Please quote every line word for word.

Source records:
* START *

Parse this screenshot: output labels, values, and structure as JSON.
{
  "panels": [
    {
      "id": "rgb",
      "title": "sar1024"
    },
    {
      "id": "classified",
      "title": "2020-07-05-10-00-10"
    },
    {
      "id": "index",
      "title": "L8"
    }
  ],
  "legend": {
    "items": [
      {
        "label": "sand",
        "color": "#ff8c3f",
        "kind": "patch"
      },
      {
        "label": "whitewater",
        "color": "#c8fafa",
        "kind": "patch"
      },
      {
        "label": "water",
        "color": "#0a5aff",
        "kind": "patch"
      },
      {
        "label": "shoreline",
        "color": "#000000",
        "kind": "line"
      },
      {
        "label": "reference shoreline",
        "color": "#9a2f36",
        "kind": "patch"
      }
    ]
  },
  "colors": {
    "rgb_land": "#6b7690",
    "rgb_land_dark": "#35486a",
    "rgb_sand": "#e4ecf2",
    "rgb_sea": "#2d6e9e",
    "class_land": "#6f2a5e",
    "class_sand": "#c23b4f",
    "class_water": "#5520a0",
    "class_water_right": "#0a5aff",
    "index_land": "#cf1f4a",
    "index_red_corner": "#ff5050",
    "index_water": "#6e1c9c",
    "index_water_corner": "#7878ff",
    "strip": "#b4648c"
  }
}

* END *

**Solved exercise**.
Parse this screenshot: output labels, values, and structure as JSON.
{
  "panels": [
    {
      "id": "rgb",
      "title": "sar1024"
    },
    {
      "id": "classified",
      "title": "2020-07-05-10-00-10"
    },
    {
      "id": "index",
      "title": "L8"
    }
  ],
  "legend": {
    "items": [
      {
        "label": "sand",
        "color": "#ff8c3f",
        "kind": "patch"
      },
      {
        "label": "whitewater",
        "color": "#c8fafa",
        "kind": "patch"
      },
      {
        "label": "water",
        "color": "#0a5aff",
        "kind": "patch"
      },
      {
        "label": "shoreline",
        "color": "#000000",
        "kind": "line"
      },
      {
        "label": "reference shoreline",
        "color": "#9a2f36",
        "kind": "patch"
      }
    ]
  },
  "colors": {
    "rgb_land": "#6b7690",
    "rgb_land_dark": "#35486a",
    "rgb_sand": "#e4ecf2",
    "rgb_sea": "#2d6e9e",
    "class_land": "#6f2a5e",
    "class_sand": "#c23b4f",
    "class_water": "#5520a0",
    "class_water_right": "#0a5aff",
    "index_land": "#cf1f4a",
    "index_red_corner": "#ff5050",
    "index_water": "#6e1c9c",
    "index_water_corner": "#7878ff",
    "strip": "#b4648c"
  }
}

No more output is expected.